Part of a data file
__________

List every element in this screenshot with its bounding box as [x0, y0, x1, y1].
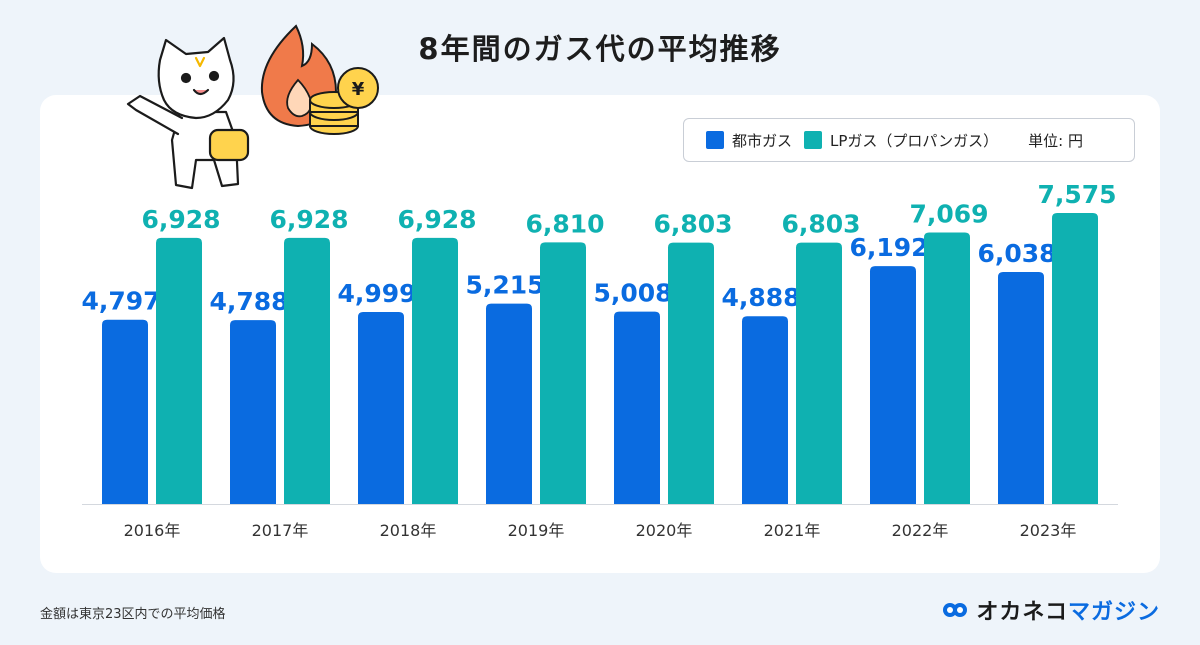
data-label-city-gas-0: 4,797 [81, 287, 160, 316]
data-label-city-gas-2: 4,999 [337, 279, 416, 308]
bar-city-gas-0 [102, 319, 148, 504]
data-label-city-gas-7: 6,038 [977, 239, 1056, 268]
x-tick-label-2: 2018年 [380, 521, 437, 540]
bar-lp-gas-2 [412, 237, 458, 505]
header-illustrations: ¥ [126, 24, 379, 190]
bar-lp-gas-0 [156, 237, 202, 505]
legend-swatch-city-gas [706, 131, 724, 149]
legend-item-city-gas: 都市ガス [706, 130, 792, 151]
legend-swatch-lp-gas [804, 131, 823, 149]
data-label-lp-gas-6: 7,069 [909, 199, 988, 228]
bar-lp-gas-7 [1052, 213, 1098, 504]
brand-logo[interactable]: オカネコ マガジン [942, 594, 1160, 626]
unit-label: 単位: 円 [1028, 131, 1083, 150]
data-label-lp-gas-4: 6,803 [653, 210, 732, 239]
footnote: 金額は東京23区内での平均価格 [40, 607, 226, 622]
yen-coins-icon: ¥ [309, 67, 379, 135]
bar-lp-gas-3 [540, 242, 586, 504]
x-tick-label-1: 2017年 [252, 521, 309, 540]
data-label-city-gas-6: 6,192 [849, 233, 928, 262]
legend-label-city-gas: 都市ガス [732, 131, 793, 150]
chart-legend: 都市ガス LPガス（プロパンガス） 単位: 円 [683, 118, 1135, 162]
x-tick-label-3: 2019年 [508, 521, 565, 540]
x-tick-label-6: 2022年 [892, 521, 949, 540]
x-tick-label-0: 2016年 [124, 521, 181, 540]
data-label-city-gas-5: 4,888 [721, 283, 800, 312]
bar-city-gas-2 [358, 311, 404, 504]
data-label-city-gas-4: 5,008 [593, 279, 672, 308]
data-label-city-gas-3: 5,215 [465, 271, 544, 300]
data-label-lp-gas-2: 6,928 [397, 205, 476, 234]
svg-text:¥: ¥ [352, 79, 365, 100]
bar-city-gas-5 [742, 316, 788, 504]
chart-title: 8年間のガス代の平均推移 [418, 32, 782, 66]
brand-name-part2: マガジン [1067, 600, 1160, 625]
x-tick-label-4: 2020年 [636, 521, 693, 540]
bar-city-gas-4 [614, 311, 660, 504]
bar-lp-gas-1 [284, 237, 330, 505]
bar-city-gas-6 [870, 266, 916, 504]
okaneko-logo-icon [943, 603, 968, 617]
bar-city-gas-3 [486, 303, 532, 504]
bar-city-gas-7 [998, 272, 1044, 504]
bar-lp-gas-4 [668, 242, 714, 504]
data-label-lp-gas-1: 6,928 [269, 205, 348, 234]
data-label-lp-gas-5: 6,803 [781, 210, 860, 239]
x-tick-label-7: 2023年 [1020, 521, 1077, 540]
legend-label-lp-gas: LPガス（プロパンガス） [830, 131, 999, 150]
brand-name-part1: オカネコ [976, 600, 1068, 625]
data-label-lp-gas-3: 6,810 [525, 209, 604, 238]
bar-lp-gas-5 [796, 242, 842, 504]
bar-city-gas-1 [230, 320, 276, 504]
x-tick-label-5: 2021年 [764, 521, 821, 540]
data-label-lp-gas-7: 7,575 [1037, 180, 1116, 209]
cat-illustration-icon [126, 36, 250, 190]
data-label-city-gas-1: 4,788 [209, 287, 288, 316]
data-label-lp-gas-0: 6,928 [141, 205, 220, 234]
bar-lp-gas-6 [924, 232, 970, 504]
legend-item-lp-gas: LPガス（プロパンガス） [804, 130, 998, 151]
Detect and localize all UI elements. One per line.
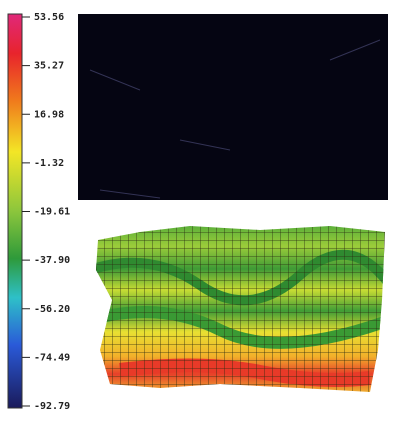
mesh-grid [96, 226, 385, 392]
colorbar-label: -74.49 [34, 352, 70, 363]
colorbar-label: -92.79 [34, 401, 70, 412]
colorbar-label: -1.32 [34, 158, 64, 169]
colorbar-label: 35.27 [34, 61, 64, 72]
colorbar-label: -56.20 [34, 304, 70, 315]
mesh-plot [96, 226, 385, 392]
colorbar [7, 13, 23, 409]
panel-artifacts [89, 39, 381, 199]
colorbar-label: 16.98 [34, 109, 64, 120]
black-panel [78, 14, 388, 200]
colorbar-label: 53.56 [34, 12, 64, 23]
colorbar-label: -19.61 [34, 207, 70, 218]
colorbar-label: -37.90 [34, 255, 70, 266]
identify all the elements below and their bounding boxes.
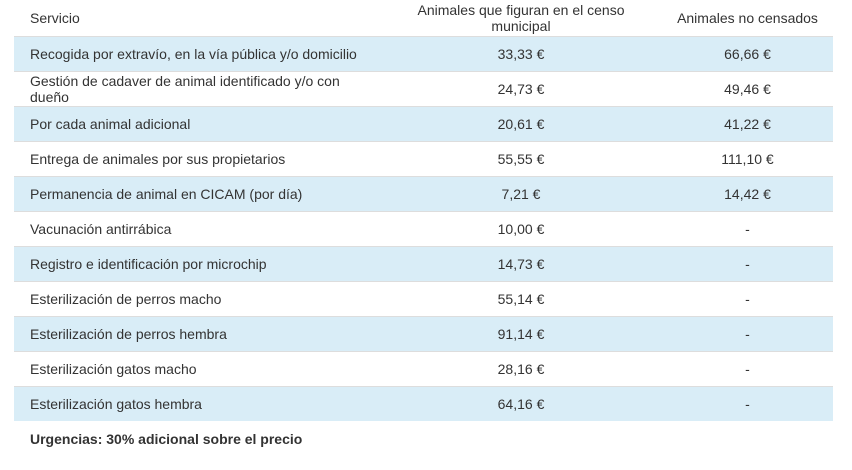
uncensused-price-cell: 41,22 € — [662, 106, 833, 142]
uncensused-price-cell: - — [662, 211, 833, 247]
column-header-servicio: Servicio — [14, 0, 380, 37]
censused-price-cell: 7,21 € — [380, 176, 662, 212]
uncensused-price-cell: 66,66 € — [724, 46, 771, 62]
censused-price-cell: 20,61 € — [380, 106, 662, 142]
censused-price-cell: 55,55 € — [380, 141, 662, 177]
table-row: Registro e identificación por microchip 1… — [14, 246, 833, 282]
censused-price-cell: 64,16 € — [380, 386, 662, 421]
censused-price-cell: 14,73 € — [380, 246, 662, 282]
column-header-uncensused: Animales no censados — [662, 0, 833, 37]
uncensused-price-cell: 111,10 € — [662, 141, 833, 177]
service-cell: Esterilización gatos hembra — [14, 386, 380, 421]
uncensused-price-cell: 49,46 € — [662, 71, 833, 107]
table-row: Por cada animal adicional 20,61 €41,22 € — [14, 106, 833, 142]
censused-price-cell: 91,14 € — [380, 316, 662, 352]
service-cell: Esterilización de perros hembra — [14, 316, 380, 352]
censused-price-cell: 33,33 € — [497, 46, 545, 62]
table-body: Recogida por extravío, en la vía pública… — [14, 36, 833, 421]
service-cell: Entrega de animales por sus propietarios — [14, 141, 380, 177]
price-table: Servicio Animales que figuran en el cens… — [14, 0, 833, 421]
service-cell: Vacunación antirrábica — [14, 211, 380, 247]
urgency-note: Urgencias: 30% adicional sobre el precio — [30, 431, 303, 447]
censused-price-cell: 55,14 € — [380, 281, 662, 317]
service-cell: Esterilización gatos macho — [14, 351, 380, 387]
uncensused-price-cell: - — [662, 351, 833, 387]
service-cell: Gestión de cadaver de animal identificad… — [14, 71, 380, 107]
column-header-censused: Animales que figuran en el censo municip… — [380, 0, 662, 37]
table-row: Esterilización gatos macho 28,16 € - — [14, 351, 833, 387]
table-row: Esterilización de perros hembra 91,14 € - — [14, 316, 833, 352]
uncensused-price-cell: - — [662, 281, 833, 317]
censused-price-cell: 24,73 € — [380, 71, 662, 107]
service-cell: Recogida por extravío, en la vía pública… — [30, 46, 357, 62]
service-cell: Esterilización de perros macho — [14, 281, 380, 317]
table-row: Entrega de animales por sus propietarios… — [14, 141, 833, 177]
uncensused-price-cell: - — [662, 246, 833, 282]
uncensused-price-cell: - — [662, 316, 833, 352]
table-row: Gestión de cadaver de animal identificad… — [14, 71, 833, 107]
uncensused-price-cell: - — [662, 386, 833, 421]
table-row: Permanencia de animal en CICAM (por día)… — [14, 176, 833, 212]
service-cell: Por cada animal adicional — [14, 106, 380, 142]
uncensused-price-cell: 14,42 € — [662, 176, 833, 212]
service-cell: Permanencia de animal en CICAM (por día) — [14, 176, 380, 212]
table-row: Esterilización gatos hembra 64,16 € - — [14, 386, 833, 421]
table-row: Recogida por extravío, en la vía pública… — [14, 36, 833, 72]
table-row: Vacunación antirrábica 10,00 € - — [14, 211, 833, 247]
censused-price-cell: 28,16 € — [380, 351, 662, 387]
censused-price-cell: 10,00 € — [380, 211, 662, 247]
service-cell: Registro e identificación por microchip — [14, 246, 380, 282]
header-row: Servicio Animales que figuran en el cens… — [14, 0, 833, 37]
table-row: Esterilización de perros macho 55,14 € - — [14, 281, 833, 317]
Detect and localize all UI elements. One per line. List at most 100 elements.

__________

* Written request
Transcribe the lines above without alteration, beginning with the line that contains "uncensused-price-cell: 41,22 €" and ending after the line that contains "table-row: Entrega de".

* Worked answer
uncensused-price-cell: 41,22 € — [662, 106, 833, 142]
uncensused-price-cell: - — [662, 211, 833, 247]
column-header-servicio: Servicio — [14, 0, 380, 37]
censused-price-cell: 7,21 € — [380, 176, 662, 212]
uncensused-price-cell: 66,66 € — [724, 46, 771, 62]
censused-price-cell: 20,61 € — [380, 106, 662, 142]
censused-price-cell: 55,55 € — [380, 141, 662, 177]
table-row: Registro e identificación por microchip 1… — [14, 246, 833, 282]
censused-price-cell: 64,16 € — [380, 386, 662, 421]
censused-price-cell: 14,73 € — [380, 246, 662, 282]
column-header-uncensused: Animales no censados — [662, 0, 833, 37]
uncensused-price-cell: 111,10 € — [662, 141, 833, 177]
service-cell: Esterilización gatos hembra — [14, 386, 380, 421]
uncensused-price-cell: 49,46 € — [662, 71, 833, 107]
table-row: Por cada animal adicional 20,61 €41,22 € — [14, 106, 833, 142]
censused-price-cell: 91,14 € — [380, 316, 662, 352]
service-cell: Esterilización de perros hembra — [14, 316, 380, 352]
censused-price-cell: 33,33 € — [497, 46, 545, 62]
table-body: Recogida por extravío, en la vía pública… — [14, 36, 833, 421]
service-cell: Entrega de animales por sus propietarios — [14, 141, 380, 177]
price-table: Servicio Animales que figuran en el cens… — [14, 0, 833, 421]
service-cell: Vacunación antirrábica — [14, 211, 380, 247]
urgency-note: Urgencias: 30% adicional sobre el precio — [30, 431, 303, 447]
censused-price-cell: 55,14 € — [380, 281, 662, 317]
service-cell: Esterilización gatos macho — [14, 351, 380, 387]
uncensused-price-cell: - — [662, 351, 833, 387]
service-cell: Gestión de cadaver de animal identificad… — [14, 71, 380, 107]
column-header-censused: Animales que figuran en el censo municip… — [380, 0, 662, 37]
table-row: Esterilización gatos macho 28,16 € - — [14, 351, 833, 387]
table-row: Esterilización de perros hembra 91,14 € - — [14, 316, 833, 352]
uncensused-price-cell: - — [662, 281, 833, 317]
censused-price-cell: 24,73 € — [380, 71, 662, 107]
service-cell: Recogida por extravío, en la vía pública… — [30, 46, 357, 62]
service-cell: Esterilización de perros macho — [14, 281, 380, 317]
table-row: Entrega de animales por sus propietarios… — [14, 141, 833, 177]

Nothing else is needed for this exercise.